— start of Excerpted data —

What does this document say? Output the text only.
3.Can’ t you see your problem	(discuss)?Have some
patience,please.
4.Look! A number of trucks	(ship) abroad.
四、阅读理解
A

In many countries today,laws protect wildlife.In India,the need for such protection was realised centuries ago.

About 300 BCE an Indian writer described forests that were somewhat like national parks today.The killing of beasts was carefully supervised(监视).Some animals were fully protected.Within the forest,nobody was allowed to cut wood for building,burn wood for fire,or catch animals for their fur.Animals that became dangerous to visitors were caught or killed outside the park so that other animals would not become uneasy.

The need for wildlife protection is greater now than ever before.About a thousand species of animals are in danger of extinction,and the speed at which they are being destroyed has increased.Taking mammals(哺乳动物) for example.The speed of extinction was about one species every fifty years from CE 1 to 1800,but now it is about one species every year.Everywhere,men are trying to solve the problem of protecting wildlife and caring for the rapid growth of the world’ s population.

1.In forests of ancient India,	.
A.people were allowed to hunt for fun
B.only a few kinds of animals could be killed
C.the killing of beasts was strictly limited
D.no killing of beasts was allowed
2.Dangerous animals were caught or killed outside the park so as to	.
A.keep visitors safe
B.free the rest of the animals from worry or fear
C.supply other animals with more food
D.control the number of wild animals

— end of Excerpted data —
— start of Excerpted data —

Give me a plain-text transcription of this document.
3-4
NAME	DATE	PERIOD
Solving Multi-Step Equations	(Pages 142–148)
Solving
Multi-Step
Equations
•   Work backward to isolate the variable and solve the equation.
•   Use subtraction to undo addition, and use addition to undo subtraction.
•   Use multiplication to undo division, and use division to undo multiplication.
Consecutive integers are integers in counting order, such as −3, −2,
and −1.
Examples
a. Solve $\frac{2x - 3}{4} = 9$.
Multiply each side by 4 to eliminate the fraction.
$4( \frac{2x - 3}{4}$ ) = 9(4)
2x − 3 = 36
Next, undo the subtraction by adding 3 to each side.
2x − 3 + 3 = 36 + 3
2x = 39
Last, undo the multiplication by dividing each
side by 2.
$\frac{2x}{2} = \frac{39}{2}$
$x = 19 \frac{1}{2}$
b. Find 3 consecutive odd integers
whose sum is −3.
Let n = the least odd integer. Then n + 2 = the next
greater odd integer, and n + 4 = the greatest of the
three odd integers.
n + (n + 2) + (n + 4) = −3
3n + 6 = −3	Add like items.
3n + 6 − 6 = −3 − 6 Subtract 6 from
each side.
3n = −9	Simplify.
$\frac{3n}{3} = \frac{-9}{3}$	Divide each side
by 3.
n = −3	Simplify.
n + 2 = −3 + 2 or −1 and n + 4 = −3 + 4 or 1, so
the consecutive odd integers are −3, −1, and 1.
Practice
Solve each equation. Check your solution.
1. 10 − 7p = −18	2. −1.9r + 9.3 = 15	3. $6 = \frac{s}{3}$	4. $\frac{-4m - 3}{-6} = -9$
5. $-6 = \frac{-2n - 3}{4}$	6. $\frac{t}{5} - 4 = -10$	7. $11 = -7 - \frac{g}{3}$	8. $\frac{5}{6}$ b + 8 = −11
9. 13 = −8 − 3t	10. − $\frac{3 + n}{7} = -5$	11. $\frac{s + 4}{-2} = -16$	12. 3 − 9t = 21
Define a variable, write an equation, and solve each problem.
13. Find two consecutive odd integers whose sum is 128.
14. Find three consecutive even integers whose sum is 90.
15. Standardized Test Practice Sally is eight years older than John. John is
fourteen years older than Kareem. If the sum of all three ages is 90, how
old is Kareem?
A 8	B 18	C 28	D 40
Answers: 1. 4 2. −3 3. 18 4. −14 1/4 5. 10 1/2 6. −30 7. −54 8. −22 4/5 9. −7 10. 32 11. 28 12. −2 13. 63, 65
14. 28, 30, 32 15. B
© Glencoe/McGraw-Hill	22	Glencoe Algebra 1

— end of Excerpted data —

## Exercise aim
Report each line in the preceding entries that holds the string "Find".

## Task answer
b. Find 3 consecutive odd integers
13. Find two consecutive odd integers whose sum is 128.
14. Find three consecutive even integers whose sum is 90.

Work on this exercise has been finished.